**TASK STATEMENT:**
Scan the lines and state how many carry "import". Leave out everything but the number.

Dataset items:
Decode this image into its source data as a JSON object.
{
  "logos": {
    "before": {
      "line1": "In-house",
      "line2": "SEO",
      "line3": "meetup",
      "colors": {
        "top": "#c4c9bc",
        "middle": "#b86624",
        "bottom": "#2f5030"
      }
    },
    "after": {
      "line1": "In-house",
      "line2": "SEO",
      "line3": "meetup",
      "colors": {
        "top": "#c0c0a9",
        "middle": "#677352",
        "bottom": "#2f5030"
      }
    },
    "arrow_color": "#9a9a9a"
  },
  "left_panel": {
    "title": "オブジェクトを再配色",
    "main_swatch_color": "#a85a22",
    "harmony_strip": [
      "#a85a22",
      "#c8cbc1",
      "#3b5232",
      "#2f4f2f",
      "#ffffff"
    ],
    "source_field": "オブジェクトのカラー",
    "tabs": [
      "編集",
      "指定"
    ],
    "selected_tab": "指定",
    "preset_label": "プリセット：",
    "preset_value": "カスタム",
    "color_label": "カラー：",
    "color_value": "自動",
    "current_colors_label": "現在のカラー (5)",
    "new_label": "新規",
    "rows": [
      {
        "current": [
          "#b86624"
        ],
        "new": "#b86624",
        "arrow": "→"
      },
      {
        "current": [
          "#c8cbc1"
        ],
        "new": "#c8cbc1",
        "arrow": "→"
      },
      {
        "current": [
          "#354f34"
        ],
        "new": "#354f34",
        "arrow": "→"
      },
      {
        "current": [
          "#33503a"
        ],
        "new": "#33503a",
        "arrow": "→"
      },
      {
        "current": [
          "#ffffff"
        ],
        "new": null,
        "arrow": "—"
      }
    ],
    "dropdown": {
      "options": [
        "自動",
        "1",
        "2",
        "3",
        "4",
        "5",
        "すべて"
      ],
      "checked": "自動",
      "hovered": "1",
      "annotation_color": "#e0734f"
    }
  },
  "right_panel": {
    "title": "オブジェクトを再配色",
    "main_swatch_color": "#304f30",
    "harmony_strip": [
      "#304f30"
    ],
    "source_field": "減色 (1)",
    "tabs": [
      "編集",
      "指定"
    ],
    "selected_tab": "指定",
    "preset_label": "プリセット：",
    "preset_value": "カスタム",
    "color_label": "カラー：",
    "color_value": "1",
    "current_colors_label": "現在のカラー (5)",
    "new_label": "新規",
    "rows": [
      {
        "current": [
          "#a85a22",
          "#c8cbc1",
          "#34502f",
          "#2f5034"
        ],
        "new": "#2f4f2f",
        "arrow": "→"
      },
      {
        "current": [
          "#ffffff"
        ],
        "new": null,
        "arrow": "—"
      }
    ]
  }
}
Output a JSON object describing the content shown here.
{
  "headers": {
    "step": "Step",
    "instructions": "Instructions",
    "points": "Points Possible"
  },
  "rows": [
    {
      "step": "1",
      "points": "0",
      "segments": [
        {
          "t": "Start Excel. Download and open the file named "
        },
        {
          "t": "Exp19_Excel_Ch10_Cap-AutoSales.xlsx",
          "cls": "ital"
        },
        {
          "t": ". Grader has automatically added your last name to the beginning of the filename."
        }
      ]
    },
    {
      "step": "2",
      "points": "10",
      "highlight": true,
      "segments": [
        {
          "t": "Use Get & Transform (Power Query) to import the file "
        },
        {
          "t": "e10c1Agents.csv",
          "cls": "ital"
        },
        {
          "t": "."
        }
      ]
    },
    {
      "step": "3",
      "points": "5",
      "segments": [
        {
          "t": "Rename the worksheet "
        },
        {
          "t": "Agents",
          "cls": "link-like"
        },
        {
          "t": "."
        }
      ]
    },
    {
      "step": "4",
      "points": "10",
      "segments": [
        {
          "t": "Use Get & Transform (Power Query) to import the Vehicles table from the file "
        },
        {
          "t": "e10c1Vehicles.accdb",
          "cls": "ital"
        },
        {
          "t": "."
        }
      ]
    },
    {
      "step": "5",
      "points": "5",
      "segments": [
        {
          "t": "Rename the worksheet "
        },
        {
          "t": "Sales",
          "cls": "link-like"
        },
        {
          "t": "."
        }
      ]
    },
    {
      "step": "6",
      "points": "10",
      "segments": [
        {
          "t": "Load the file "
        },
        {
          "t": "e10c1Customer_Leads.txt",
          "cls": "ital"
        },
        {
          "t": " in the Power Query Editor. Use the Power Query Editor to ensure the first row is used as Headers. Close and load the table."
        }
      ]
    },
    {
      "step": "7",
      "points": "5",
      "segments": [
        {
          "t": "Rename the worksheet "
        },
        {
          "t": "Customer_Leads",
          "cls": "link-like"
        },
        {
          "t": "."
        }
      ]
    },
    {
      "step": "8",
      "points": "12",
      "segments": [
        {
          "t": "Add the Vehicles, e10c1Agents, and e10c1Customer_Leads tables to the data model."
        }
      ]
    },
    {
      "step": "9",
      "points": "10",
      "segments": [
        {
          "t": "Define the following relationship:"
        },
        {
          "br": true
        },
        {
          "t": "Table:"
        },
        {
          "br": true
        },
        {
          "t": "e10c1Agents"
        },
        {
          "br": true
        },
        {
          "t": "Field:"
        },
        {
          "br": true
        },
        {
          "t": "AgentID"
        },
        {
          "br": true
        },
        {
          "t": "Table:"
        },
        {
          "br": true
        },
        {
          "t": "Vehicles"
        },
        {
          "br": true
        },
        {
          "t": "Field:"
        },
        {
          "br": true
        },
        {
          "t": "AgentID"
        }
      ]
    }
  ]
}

**EXERCISE OUTPUT:**
2